Repeat the whole listing exactly as written.

**RECORDS FOR THE TASK**
----

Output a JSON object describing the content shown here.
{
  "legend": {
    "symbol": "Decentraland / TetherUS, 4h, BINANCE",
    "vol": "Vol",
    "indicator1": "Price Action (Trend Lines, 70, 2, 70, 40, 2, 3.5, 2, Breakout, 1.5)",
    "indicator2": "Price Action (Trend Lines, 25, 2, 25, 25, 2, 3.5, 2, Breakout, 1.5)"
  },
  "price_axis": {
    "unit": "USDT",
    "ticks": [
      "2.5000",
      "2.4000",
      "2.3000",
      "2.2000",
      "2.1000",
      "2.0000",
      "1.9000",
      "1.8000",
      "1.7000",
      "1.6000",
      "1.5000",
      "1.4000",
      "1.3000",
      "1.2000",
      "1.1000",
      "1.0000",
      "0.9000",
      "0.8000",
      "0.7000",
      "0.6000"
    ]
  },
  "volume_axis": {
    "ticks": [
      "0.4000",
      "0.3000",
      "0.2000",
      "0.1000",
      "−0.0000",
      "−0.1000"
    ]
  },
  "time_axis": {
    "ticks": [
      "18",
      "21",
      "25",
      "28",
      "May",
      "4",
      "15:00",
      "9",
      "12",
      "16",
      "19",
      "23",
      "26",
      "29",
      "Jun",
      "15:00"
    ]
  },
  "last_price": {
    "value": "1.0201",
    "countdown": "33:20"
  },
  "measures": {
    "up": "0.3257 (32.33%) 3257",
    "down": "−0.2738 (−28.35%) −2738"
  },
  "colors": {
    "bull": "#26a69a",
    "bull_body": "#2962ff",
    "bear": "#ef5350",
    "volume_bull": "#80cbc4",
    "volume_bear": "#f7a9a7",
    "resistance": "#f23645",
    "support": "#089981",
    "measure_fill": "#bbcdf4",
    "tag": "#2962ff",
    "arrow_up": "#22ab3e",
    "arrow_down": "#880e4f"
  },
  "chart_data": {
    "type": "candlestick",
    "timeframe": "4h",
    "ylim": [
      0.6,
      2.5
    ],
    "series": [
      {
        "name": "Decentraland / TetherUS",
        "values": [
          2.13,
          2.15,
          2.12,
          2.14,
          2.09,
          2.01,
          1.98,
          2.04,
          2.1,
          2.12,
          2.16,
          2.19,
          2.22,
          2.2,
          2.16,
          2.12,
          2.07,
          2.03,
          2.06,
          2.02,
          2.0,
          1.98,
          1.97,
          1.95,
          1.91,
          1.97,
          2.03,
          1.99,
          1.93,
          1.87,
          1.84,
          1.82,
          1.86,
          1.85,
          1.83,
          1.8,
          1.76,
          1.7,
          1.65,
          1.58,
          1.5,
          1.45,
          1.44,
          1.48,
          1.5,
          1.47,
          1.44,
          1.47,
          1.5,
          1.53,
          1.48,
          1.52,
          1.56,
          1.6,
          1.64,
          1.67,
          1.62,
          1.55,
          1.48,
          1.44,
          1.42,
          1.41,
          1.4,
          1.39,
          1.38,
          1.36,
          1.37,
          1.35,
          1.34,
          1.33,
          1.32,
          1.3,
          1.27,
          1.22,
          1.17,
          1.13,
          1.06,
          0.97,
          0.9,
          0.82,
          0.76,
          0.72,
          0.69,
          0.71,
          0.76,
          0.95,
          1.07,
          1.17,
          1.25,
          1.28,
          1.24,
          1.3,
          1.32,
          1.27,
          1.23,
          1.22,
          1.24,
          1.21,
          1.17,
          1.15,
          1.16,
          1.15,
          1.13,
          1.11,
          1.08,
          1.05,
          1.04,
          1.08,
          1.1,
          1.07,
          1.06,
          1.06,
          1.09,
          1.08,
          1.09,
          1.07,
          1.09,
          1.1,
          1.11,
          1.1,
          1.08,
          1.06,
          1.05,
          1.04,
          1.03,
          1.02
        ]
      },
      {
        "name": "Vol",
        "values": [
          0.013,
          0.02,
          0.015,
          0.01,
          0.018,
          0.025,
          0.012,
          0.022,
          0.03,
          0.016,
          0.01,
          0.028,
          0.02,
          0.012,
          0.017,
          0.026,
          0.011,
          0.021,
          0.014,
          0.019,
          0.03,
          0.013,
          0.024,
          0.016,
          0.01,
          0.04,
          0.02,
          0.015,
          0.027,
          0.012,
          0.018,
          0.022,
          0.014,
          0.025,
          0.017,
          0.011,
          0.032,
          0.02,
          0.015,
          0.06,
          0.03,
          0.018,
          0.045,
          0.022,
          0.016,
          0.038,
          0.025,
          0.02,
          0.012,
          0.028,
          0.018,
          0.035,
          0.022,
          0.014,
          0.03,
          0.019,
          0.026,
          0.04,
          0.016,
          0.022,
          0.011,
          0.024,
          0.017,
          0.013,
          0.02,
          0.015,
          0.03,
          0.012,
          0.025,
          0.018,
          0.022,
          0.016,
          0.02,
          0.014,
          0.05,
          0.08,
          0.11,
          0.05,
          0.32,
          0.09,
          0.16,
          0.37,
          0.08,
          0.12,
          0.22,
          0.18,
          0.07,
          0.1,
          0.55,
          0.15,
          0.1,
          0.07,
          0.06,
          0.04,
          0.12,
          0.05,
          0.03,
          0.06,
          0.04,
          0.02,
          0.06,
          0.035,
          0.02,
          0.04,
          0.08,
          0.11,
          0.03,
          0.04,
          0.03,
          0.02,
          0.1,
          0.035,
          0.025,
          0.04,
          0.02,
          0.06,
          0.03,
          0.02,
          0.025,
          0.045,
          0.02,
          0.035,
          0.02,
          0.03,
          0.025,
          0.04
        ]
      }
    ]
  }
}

----

**SOLVED PROBLEM**
Output a JSON object describing the content shown here.
{
  "legend": {
    "symbol": "Decentraland / TetherUS, 4h, BINANCE",
    "vol": "Vol",
    "indicator1": "Price Action (Trend Lines, 70, 2, 70, 40, 2, 3.5, 2, Breakout, 1.5)",
    "indicator2": "Price Action (Trend Lines, 25, 2, 25, 25, 2, 3.5, 2, Breakout, 1.5)"
  },
  "price_axis": {
    "unit": "USDT",
    "ticks": [
      "2.5000",
      "2.4000",
      "2.3000",
      "2.2000",
      "2.1000",
      "2.0000",
      "1.9000",
      "1.8000",
      "1.7000",
      "1.6000",
      "1.5000",
      "1.4000",
      "1.3000",
      "1.2000",
      "1.1000",
      "1.0000",
      "0.9000",
      "0.8000",
      "0.7000",
      "0.6000"
    ]
  },
  "volume_axis": {
    "ticks": [
      "0.4000",
      "0.3000",
      "0.2000",
      "0.1000",
      "−0.0000",
      "−0.1000"
    ]
  },
  "time_axis": {
    "ticks": [
      "18",
      "21",
      "25",
      "28",
      "May",
      "4",
      "15:00",
      "9",
      "12",
      "16",
      "19",
      "23",
      "26",
      "29",
      "Jun",
      "15:00"
    ]
  },
  "last_price": {
    "value": "1.0201",
    "countdown": "33:20"
  },
  "measures": {
    "up": "0.3257 (32.33%) 3257",
    "down": "−0.2738 (−28.35%) −2738"
  },
  "colors": {
    "bull": "#26a69a",
    "bull_body": "#2962ff",
    "bear": "#ef5350",
    "volume_bull": "#80cbc4",
    "volume_bear": "#f7a9a7",
    "resistance": "#f23645",
    "support": "#089981",
    "measure_fill": "#bbcdf4",
    "tag": "#2962ff",
    "arrow_up": "#22ab3e",
    "arrow_down": "#880e4f"
  },
  "chart_data": {
    "type": "candlestick",
    "timeframe": "4h",
    "ylim": [
      0.6,
      2.5
    ],
    "series": [
      {
        "name": "Decentraland / TetherUS",
        "values": [
          2.13,
          2.15,
          2.12,
          2.14,
          2.09,
          2.01,
          1.98,
          2.04,
          2.1,
          2.12,
          2.16,
          2.19,
          2.22,
          2.2,
          2.16,
          2.12,
          2.07,
          2.03,
          2.06,
          2.02,
          2.0,
          1.98,
          1.97,
          1.95,
          1.91,
          1.97,
          2.03,
          1.99,
          1.93,
          1.87,
          1.84,
          1.82,
          1.86,
          1.85,
          1.83,
          1.8,
          1.76,
          1.7,
          1.65,
          1.58,
          1.5,
          1.45,
          1.44,
          1.48,
          1.5,
          1.47,
          1.44,
          1.47,
          1.5,
          1.53,
          1.48,
          1.52,
          1.56,
          1.6,
          1.64,
          1.67,
          1.62,
          1.55,
          1.48,
          1.44,
          1.42,
          1.41,
          1.4,
          1.39,
          1.38,
          1.36,
          1.37,
          1.35,
          1.34,
          1.33,
          1.32,
          1.3,
          1.27,
          1.22,
          1.17,
          1.13,
          1.06,
          0.97,
          0.9,
          0.82,
          0.76,
          0.72,
          0.69,
          0.71,
          0.76,
          0.95,
          1.07,
          1.17,
          1.25,
          1.28,
          1.24,
          1.3,
          1.32,
          1.27,
          1.23,
          1.22,
          1.24,
          1.21,
          1.17,
          1.15,
          1.16,
          1.15,
          1.13,
          1.11,
          1.08,
          1.05,
          1.04,
          1.08,
          1.1,
          1.07,
          1.06,
          1.06,
          1.09,
          1.08,
          1.09,
          1.07,
          1.09,
          1.1,
          1.11,
          1.1,
          1.08,
          1.06,
          1.05,
          1.04,
          1.03,
          1.02
        ]
      },
      {
        "name": "Vol",
        "values": [
          0.013,
          0.02,
          0.015,
          0.01,
          0.018,
          0.025,
          0.012,
          0.022,
          0.03,
          0.016,
          0.01,
          0.028,
          0.02,
          0.012,
          0.017,
          0.026,
          0.011,
          0.021,
          0.014,
          0.019,
          0.03,
          0.013,
          0.024,
          0.016,
          0.01,
          0.04,
          0.02,
          0.015,
          0.027,
          0.012,
          0.018,
          0.022,
          0.014,
          0.025,
          0.017,
          0.011,
          0.032,
          0.02,
          0.015,
          0.06,
          0.03,
          0.018,
          0.045,
          0.022,
          0.016,
          0.038,
          0.025,
          0.02,
          0.012,
          0.028,
          0.018,
          0.035,
          0.022,
          0.014,
          0.03,
          0.019,
          0.026,
          0.04,
          0.016,
          0.022,
          0.011,
          0.024,
          0.017,
          0.013,
          0.02,
          0.015,
          0.03,
          0.012,
          0.025,
          0.018,
          0.022,
          0.016,
          0.02,
          0.014,
          0.05,
          0.08,
          0.11,
          0.05,
          0.32,
          0.09,
          0.16,
          0.37,
          0.08,
          0.12,
          0.22,
          0.18,
          0.07,
          0.1,
          0.55,
          0.15,
          0.1,
          0.07,
          0.06,
          0.04,
          0.12,
          0.05,
          0.03,
          0.06,
          0.04,
          0.02,
          0.06,
          0.035,
          0.02,
          0.04,
          0.08,
          0.11,
          0.03,
          0.04,
          0.03,
          0.02,
          0.1,
          0.035,
          0.025,
          0.04,
          0.02,
          0.06,
          0.03,
          0.02,
          0.025,
          0.045,
          0.02,
          0.035,
          0.02,
          0.03,
          0.025,
          0.04
        ]
      }
    ]
  }
}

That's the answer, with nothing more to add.